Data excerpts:
┌──
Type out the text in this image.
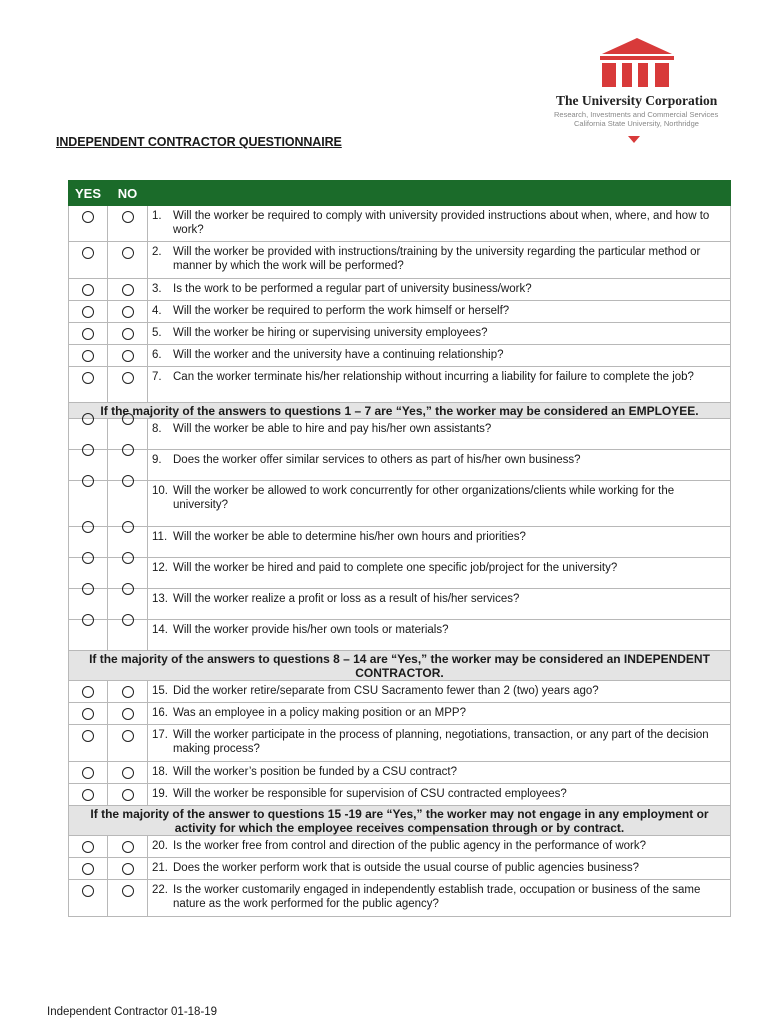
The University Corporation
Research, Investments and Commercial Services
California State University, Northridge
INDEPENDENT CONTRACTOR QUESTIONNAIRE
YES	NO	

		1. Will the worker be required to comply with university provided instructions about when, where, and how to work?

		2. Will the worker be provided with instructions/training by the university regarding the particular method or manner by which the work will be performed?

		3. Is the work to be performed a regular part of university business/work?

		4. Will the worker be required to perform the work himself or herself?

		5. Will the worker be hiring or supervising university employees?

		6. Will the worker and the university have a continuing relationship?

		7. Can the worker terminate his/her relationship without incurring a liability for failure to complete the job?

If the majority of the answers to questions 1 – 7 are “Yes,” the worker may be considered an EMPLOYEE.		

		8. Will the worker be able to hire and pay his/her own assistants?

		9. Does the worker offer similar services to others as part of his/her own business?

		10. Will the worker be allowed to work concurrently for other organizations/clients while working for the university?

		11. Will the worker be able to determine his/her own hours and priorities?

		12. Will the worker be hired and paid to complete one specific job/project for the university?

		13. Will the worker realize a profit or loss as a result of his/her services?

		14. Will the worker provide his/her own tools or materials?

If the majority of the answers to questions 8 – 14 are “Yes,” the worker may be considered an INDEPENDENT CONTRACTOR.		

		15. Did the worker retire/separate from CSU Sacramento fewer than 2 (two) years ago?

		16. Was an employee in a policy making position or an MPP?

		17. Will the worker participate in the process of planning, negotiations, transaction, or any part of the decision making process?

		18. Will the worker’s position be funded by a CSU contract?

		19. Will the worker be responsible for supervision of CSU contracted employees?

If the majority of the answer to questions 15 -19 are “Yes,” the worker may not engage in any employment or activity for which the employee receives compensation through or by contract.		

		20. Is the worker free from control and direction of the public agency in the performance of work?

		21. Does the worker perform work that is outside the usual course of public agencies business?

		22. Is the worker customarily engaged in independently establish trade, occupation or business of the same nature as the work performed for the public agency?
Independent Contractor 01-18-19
└──
┌──
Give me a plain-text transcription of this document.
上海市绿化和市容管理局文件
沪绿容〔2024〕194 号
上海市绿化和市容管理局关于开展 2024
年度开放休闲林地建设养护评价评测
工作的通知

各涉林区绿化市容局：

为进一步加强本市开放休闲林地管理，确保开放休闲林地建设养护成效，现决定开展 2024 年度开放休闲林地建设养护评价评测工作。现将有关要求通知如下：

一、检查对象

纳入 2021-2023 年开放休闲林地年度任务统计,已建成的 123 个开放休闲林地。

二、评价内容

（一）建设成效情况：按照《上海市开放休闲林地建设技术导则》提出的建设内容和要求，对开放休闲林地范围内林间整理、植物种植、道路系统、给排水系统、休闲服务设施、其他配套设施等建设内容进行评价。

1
└──
┌──
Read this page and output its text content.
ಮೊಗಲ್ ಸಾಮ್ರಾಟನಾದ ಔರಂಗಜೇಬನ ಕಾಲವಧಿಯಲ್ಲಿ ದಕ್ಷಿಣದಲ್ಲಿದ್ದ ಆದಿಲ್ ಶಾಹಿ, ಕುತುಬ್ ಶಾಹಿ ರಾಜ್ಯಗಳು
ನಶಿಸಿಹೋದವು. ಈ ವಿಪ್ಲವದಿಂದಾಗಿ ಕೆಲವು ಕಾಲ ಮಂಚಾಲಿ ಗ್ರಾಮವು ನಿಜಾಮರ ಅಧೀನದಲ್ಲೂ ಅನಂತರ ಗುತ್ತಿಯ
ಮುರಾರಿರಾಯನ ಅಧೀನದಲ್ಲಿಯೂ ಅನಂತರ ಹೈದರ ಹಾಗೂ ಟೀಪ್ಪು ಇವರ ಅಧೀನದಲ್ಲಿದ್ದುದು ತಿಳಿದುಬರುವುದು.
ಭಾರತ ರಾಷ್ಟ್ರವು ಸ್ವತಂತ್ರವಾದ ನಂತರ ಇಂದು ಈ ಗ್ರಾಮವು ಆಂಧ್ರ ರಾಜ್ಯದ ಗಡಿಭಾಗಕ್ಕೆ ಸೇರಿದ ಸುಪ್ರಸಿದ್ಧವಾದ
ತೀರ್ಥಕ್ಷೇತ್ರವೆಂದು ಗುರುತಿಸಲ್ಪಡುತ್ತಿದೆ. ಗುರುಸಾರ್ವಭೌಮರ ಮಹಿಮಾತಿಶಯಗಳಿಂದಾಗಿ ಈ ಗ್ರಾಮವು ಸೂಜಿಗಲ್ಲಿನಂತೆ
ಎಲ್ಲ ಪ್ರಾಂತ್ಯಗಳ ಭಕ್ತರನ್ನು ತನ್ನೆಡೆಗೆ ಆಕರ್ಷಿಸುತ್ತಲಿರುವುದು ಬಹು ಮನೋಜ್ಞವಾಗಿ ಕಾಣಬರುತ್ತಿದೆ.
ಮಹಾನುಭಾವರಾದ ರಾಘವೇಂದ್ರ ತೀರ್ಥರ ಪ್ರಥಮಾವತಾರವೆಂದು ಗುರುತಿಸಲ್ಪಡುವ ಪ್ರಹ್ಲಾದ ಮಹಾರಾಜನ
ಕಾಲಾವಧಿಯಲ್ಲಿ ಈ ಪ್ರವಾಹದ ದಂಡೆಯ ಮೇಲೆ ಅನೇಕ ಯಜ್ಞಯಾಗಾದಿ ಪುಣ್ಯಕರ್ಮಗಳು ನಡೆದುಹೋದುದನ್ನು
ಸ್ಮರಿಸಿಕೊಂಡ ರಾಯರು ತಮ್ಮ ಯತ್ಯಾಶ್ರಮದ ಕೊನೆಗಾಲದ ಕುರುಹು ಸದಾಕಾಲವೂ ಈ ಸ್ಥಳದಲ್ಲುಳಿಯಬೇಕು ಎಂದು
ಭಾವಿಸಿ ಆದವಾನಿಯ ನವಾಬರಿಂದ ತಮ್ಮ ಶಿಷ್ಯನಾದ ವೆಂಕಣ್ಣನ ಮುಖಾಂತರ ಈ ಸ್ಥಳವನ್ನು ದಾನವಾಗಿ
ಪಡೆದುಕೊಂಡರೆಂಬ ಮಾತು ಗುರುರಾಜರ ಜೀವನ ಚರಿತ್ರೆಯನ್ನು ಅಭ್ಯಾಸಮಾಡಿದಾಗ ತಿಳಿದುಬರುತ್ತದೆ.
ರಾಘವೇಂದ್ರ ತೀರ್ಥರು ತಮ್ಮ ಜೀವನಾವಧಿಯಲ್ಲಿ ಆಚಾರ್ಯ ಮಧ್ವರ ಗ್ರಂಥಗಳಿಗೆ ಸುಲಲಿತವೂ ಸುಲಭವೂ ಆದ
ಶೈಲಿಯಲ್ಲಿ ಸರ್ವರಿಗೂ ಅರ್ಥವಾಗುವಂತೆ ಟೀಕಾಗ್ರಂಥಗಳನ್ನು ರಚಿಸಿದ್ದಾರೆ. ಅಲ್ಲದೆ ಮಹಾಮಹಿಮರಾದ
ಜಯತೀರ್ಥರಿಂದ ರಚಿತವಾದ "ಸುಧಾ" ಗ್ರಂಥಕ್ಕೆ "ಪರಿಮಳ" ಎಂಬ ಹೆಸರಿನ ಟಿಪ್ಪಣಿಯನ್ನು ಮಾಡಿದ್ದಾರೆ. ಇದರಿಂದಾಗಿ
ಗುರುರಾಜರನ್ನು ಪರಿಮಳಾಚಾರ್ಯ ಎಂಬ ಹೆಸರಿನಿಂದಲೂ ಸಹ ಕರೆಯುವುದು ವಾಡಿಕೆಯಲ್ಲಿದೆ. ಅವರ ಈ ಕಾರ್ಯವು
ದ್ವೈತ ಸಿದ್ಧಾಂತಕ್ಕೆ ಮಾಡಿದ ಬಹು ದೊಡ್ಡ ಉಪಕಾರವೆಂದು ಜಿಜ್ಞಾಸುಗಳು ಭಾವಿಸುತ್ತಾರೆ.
└──
• [What you are asked to do]: Pick out and copy the lines of the entries that hold the string "answers".

• [Complete output]:
If the majority of the answers to questions 1 – 7 are “Yes,” the worker may be considered an EMPLOYEE.		
If the majority of the answers to questions 8 – 14 are “Yes,” the worker may be considered an INDEPENDENT CONTRACTOR.		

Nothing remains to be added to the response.